» **Données à traiter**
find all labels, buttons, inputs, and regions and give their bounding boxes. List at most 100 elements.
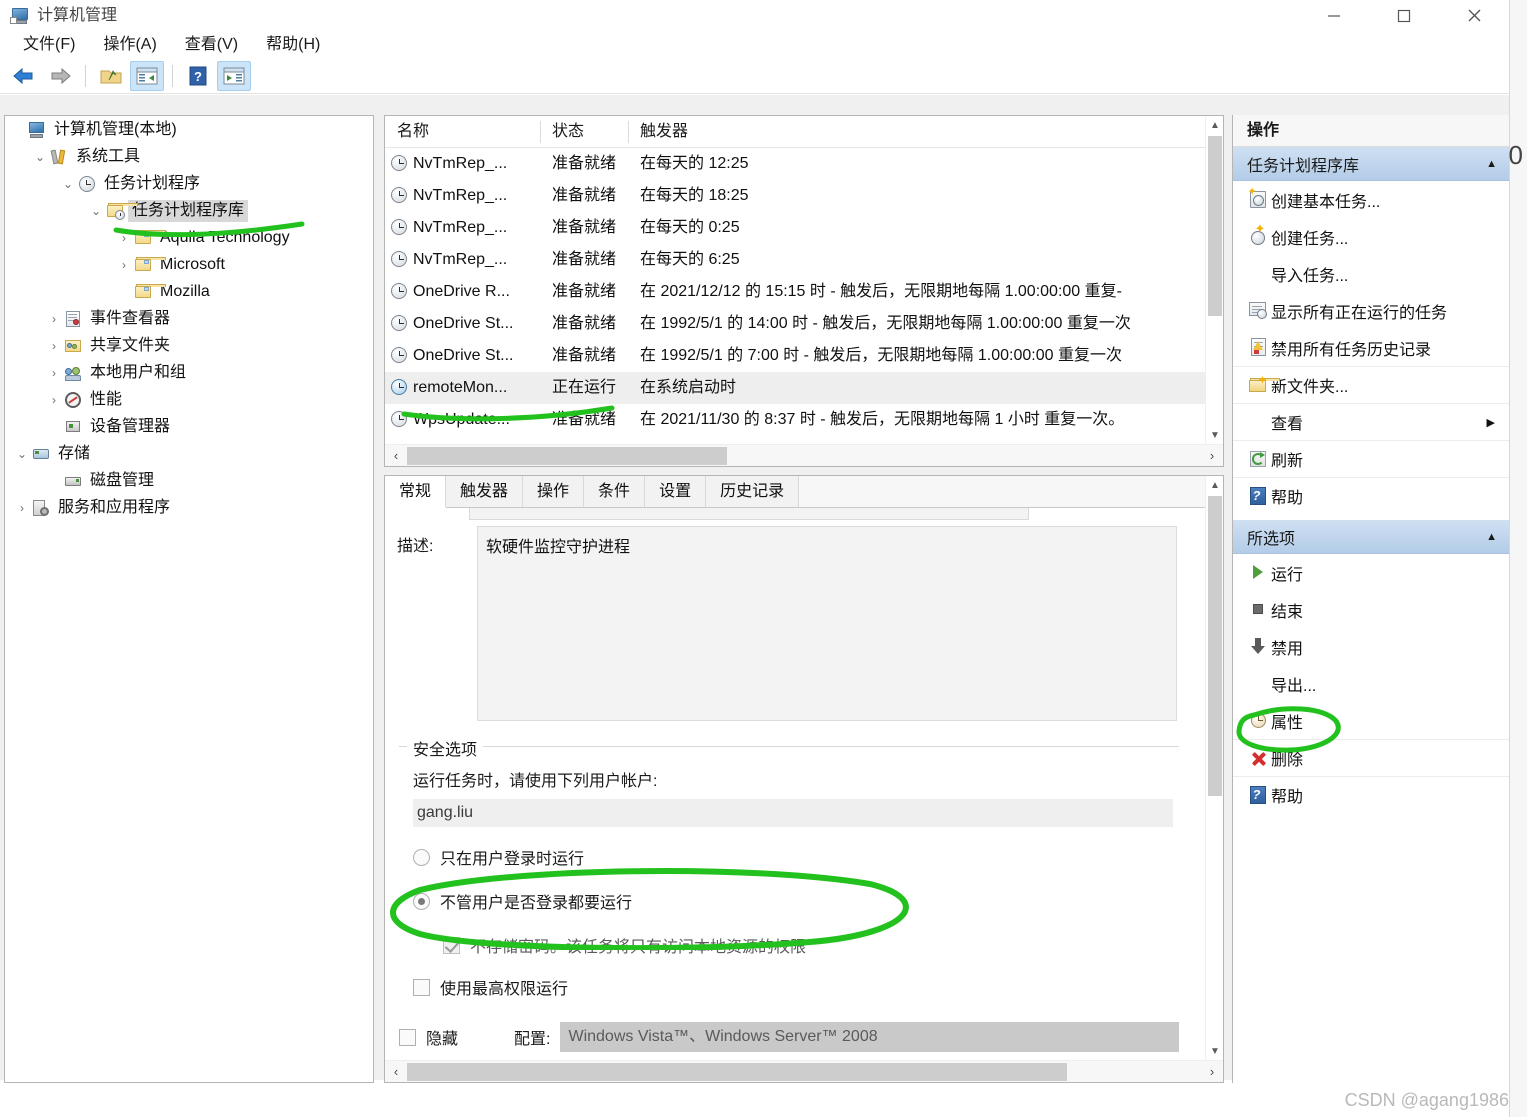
table-row-selected[interactable]: remoteMon... 正在运行 在系统启动时 <box>385 372 1205 404</box>
checkbox-icon[interactable] <box>413 978 430 996</box>
tree-item-task-scheduler-library[interactable]: ⌄ 任务计划程序库 <box>5 197 373 224</box>
chevron-right-icon[interactable]: › <box>45 313 63 325</box>
radio-run-whether-user-logged-on-or-not[interactable]: 不管用户是否登录都要运行 <box>413 889 632 913</box>
detail-vertical-scrollbar[interactable]: ▲ ▼ <box>1205 476 1223 1060</box>
tree-item-microsoft[interactable]: › Microsoft <box>5 251 373 278</box>
close-button[interactable] <box>1439 0 1509 31</box>
radio-button-selected-icon[interactable] <box>413 892 430 910</box>
actions-group-header-library[interactable]: 任务计划程序库 ▲ <box>1233 147 1509 181</box>
chevron-right-icon[interactable]: › <box>45 394 63 406</box>
scroll-right-arrow-icon[interactable]: › <box>1201 1061 1223 1083</box>
minimize-button[interactable] <box>1299 0 1369 31</box>
checkbox-run-with-highest-privileges[interactable]: 使用最高权限运行 <box>413 975 568 999</box>
table-row[interactable]: NvTmRep_... 准备就绪 在每天的 0:25 <box>385 212 1205 244</box>
show-hide-tree-icon[interactable] <box>130 60 164 91</box>
action-run[interactable]: 运行 <box>1233 554 1509 591</box>
tree-item-system-tools[interactable]: ⌄ 系统工具 <box>5 143 373 170</box>
tree-item-event-viewer[interactable]: › 事件查看器 <box>5 305 373 332</box>
collapse-caret-icon[interactable]: ▲ <box>1486 158 1497 170</box>
scrollbar-thumb[interactable] <box>1208 136 1222 316</box>
chevron-down-icon[interactable]: ⌄ <box>13 448 31 460</box>
tree-item-storage[interactable]: ⌄ 存储 <box>5 440 373 467</box>
checkbox-checked-icon[interactable] <box>443 936 460 954</box>
tab-settings[interactable]: 设置 <box>645 476 707 507</box>
submenu-arrow-icon[interactable]: ▶ <box>1487 416 1495 429</box>
action-export[interactable]: 导出... <box>1233 665 1509 702</box>
back-arrow-icon[interactable] <box>7 61 41 91</box>
scroll-up-arrow-icon[interactable]: ▲ <box>1206 116 1223 134</box>
action-display-all-running-tasks[interactable]: 显示所有正在运行的任务 <box>1233 292 1509 329</box>
menu-action[interactable]: 操作(A) <box>89 31 170 58</box>
chevron-down-icon[interactable]: ⌄ <box>87 205 105 217</box>
action-refresh[interactable]: 刷新 <box>1233 440 1509 477</box>
action-create-task[interactable]: ✦ 创建任务... <box>1233 218 1509 255</box>
maximize-button[interactable] <box>1369 0 1439 31</box>
tree-item-task-scheduler[interactable]: ⌄ 任务计划程序 <box>5 170 373 197</box>
task-list-vertical-scrollbar[interactable]: ▲ ▼ <box>1205 116 1223 444</box>
chevron-down-icon[interactable]: ⌄ <box>59 178 77 190</box>
chevron-down-icon[interactable]: ⌄ <box>31 151 49 163</box>
column-header-trigger[interactable]: 触发器 <box>628 116 1205 148</box>
task-list-horizontal-scrollbar[interactable]: ‹ › <box>385 444 1223 466</box>
tree-item-disk-management[interactable]: › 磁盘管理 <box>5 467 373 494</box>
tab-triggers[interactable]: 触发器 <box>446 476 524 507</box>
detail-horizontal-scrollbar[interactable]: ‹ › <box>385 1060 1223 1082</box>
menu-help[interactable]: 帮助(H) <box>252 31 334 58</box>
action-end[interactable]: 结束 <box>1233 591 1509 628</box>
action-delete[interactable]: 删除 <box>1233 739 1509 776</box>
table-row[interactable]: WpsUpdate... 准备就绪 在 2021/11/30 的 8:37 时 … <box>385 404 1205 436</box>
radio-button-icon[interactable] <box>413 848 430 866</box>
column-header-status[interactable]: 状态 <box>540 116 628 148</box>
console-tree[interactable]: › 计算机管理(本地) ⌄ 系统工具 ⌄ 任务计划程序 ⌄ <box>4 115 374 1083</box>
scroll-up-arrow-icon[interactable]: ▲ <box>1206 476 1223 494</box>
chevron-right-icon[interactable]: › <box>115 259 133 271</box>
description-field[interactable]: 软硬件监控守护进程 <box>477 526 1177 721</box>
tree-item-aquila-technology[interactable]: › Aquila Technology <box>5 224 373 251</box>
table-row[interactable]: OneDrive St... 准备就绪 在 1992/5/1 的 7:00 时 … <box>385 340 1205 372</box>
chevron-right-icon[interactable]: › <box>45 340 63 352</box>
hscroll-track[interactable] <box>407 1061 1201 1083</box>
tree-item-performance[interactable]: › 性能 <box>5 386 373 413</box>
tree-item-local-users-and-groups[interactable]: › 本地用户和组 <box>5 359 373 386</box>
action-import-task[interactable]: 导入任务... <box>1233 255 1509 292</box>
action-view[interactable]: 查看 ▶ <box>1233 403 1509 440</box>
scrollbar-thumb[interactable] <box>407 1062 1067 1081</box>
chevron-right-icon[interactable]: › <box>115 232 133 244</box>
scrollbar-thumb[interactable] <box>407 446 727 465</box>
tab-history[interactable]: 历史记录 <box>706 476 800 507</box>
hscroll-track[interactable] <box>407 445 1201 467</box>
table-row[interactable]: NvTmRep_... 准备就绪 在每天的 12:25 <box>385 148 1205 180</box>
table-row[interactable]: NvTmRep_... 准备就绪 在每天的 18:25 <box>385 180 1205 212</box>
chevron-right-icon[interactable]: › <box>45 367 63 379</box>
action-properties[interactable]: 属性 <box>1233 702 1509 739</box>
collapse-caret-icon[interactable]: ▲ <box>1486 531 1497 543</box>
checkbox-hidden-icon[interactable] <box>399 1028 416 1046</box>
table-row[interactable]: OneDrive St... 准备就绪 在 1992/5/1 的 14:00 时… <box>385 308 1205 340</box>
action-disable[interactable]: 禁用 <box>1233 628 1509 665</box>
configure-value[interactable]: Windows Vista™、Windows Server™ 2008 <box>560 1022 1179 1052</box>
up-folder-icon[interactable] <box>94 61 128 91</box>
checkbox-do-not-store-password[interactable]: 不存储密码。该任务将只有访问本地资源的权限 <box>443 933 806 957</box>
help-icon[interactable]: ? <box>181 61 215 91</box>
scroll-down-arrow-icon[interactable]: ▼ <box>1206 426 1223 444</box>
tree-item-shared-folders[interactable]: › 共享文件夹 <box>5 332 373 359</box>
tab-conditions[interactable]: 条件 <box>584 476 646 507</box>
table-row[interactable]: NvTmRep_... 准备就绪 在每天的 6:25 <box>385 244 1205 276</box>
scroll-left-arrow-icon[interactable]: ‹ <box>385 1061 407 1083</box>
menu-file[interactable]: 文件(F) <box>9 31 89 58</box>
scrollbar-thumb[interactable] <box>1208 496 1222 796</box>
column-header-name[interactable]: 名称 <box>385 116 540 148</box>
action-new-folder[interactable]: ✦ 新文件夹... <box>1233 366 1509 403</box>
action-help-selected[interactable]: ? 帮助 <box>1233 776 1509 813</box>
tree-item-computer-management[interactable]: › 计算机管理(本地) <box>5 116 373 143</box>
scroll-down-arrow-icon[interactable]: ▼ <box>1206 1042 1223 1060</box>
radio-run-only-when-logged-on[interactable]: 只在用户登录时运行 <box>413 845 584 869</box>
forward-arrow-icon[interactable] <box>43 61 77 91</box>
chevron-right-icon[interactable]: › <box>13 502 31 514</box>
action-create-basic-task[interactable]: ✦ 创建基本任务... <box>1233 181 1509 218</box>
tree-item-mozilla[interactable]: › Mozilla <box>5 278 373 305</box>
tree-item-services-and-applications[interactable]: › 服务和应用程序 <box>5 494 373 521</box>
table-row[interactable]: OneDrive R... 准备就绪 在 2021/12/12 的 15:15 … <box>385 276 1205 308</box>
scroll-left-arrow-icon[interactable]: ‹ <box>385 445 407 467</box>
action-disable-all-tasks-history[interactable]: 禁用所有任务历史记录 <box>1233 329 1509 366</box>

» **Consigne**
Recopiez sans aucun changement les lignes en partant de celle qui contient « table-row-selected[interactable]: remoteMon... 正在运行 » et en vous arrêtant après celle qui contient « action-run[interactable]: 运行 <box>1233 », ces deux lignes comprises.

» **Exercice corrigé**
table-row-selected[interactable]: remoteMon... 正在运行 在系统启动时 <box>385 372 1205 404</box>
checkbox-icon[interactable] <box>413 978 430 996</box>
tree-item-task-scheduler-library[interactable]: ⌄ 任务计划程序库 <box>5 197 373 224</box>
chevron-right-icon[interactable]: › <box>45 313 63 325</box>
radio-run-whether-user-logged-on-or-not[interactable]: 不管用户是否登录都要运行 <box>413 889 632 913</box>
detail-vertical-scrollbar[interactable]: ▲ ▼ <box>1205 476 1223 1060</box>
tree-item-microsoft[interactable]: › Microsoft <box>5 251 373 278</box>
close-button[interactable] <box>1439 0 1509 31</box>
radio-button-selected-icon[interactable] <box>413 892 430 910</box>
actions-group-header-library[interactable]: 任务计划程序库 ▲ <box>1233 147 1509 181</box>
chevron-right-icon[interactable]: › <box>45 394 63 406</box>
scroll-right-arrow-icon[interactable]: › <box>1201 1061 1223 1083</box>
minimize-button[interactable] <box>1299 0 1369 31</box>
checkbox-run-with-highest-privileges[interactable]: 使用最高权限运行 <box>413 975 568 999</box>
table-row[interactable]: NvTmRep_... 准备就绪 在每天的 0:25 <box>385 212 1205 244</box>
show-hide-tree-icon[interactable] <box>130 60 164 91</box>
action-run[interactable]: 运行 <box>1233 554 1509 591</box>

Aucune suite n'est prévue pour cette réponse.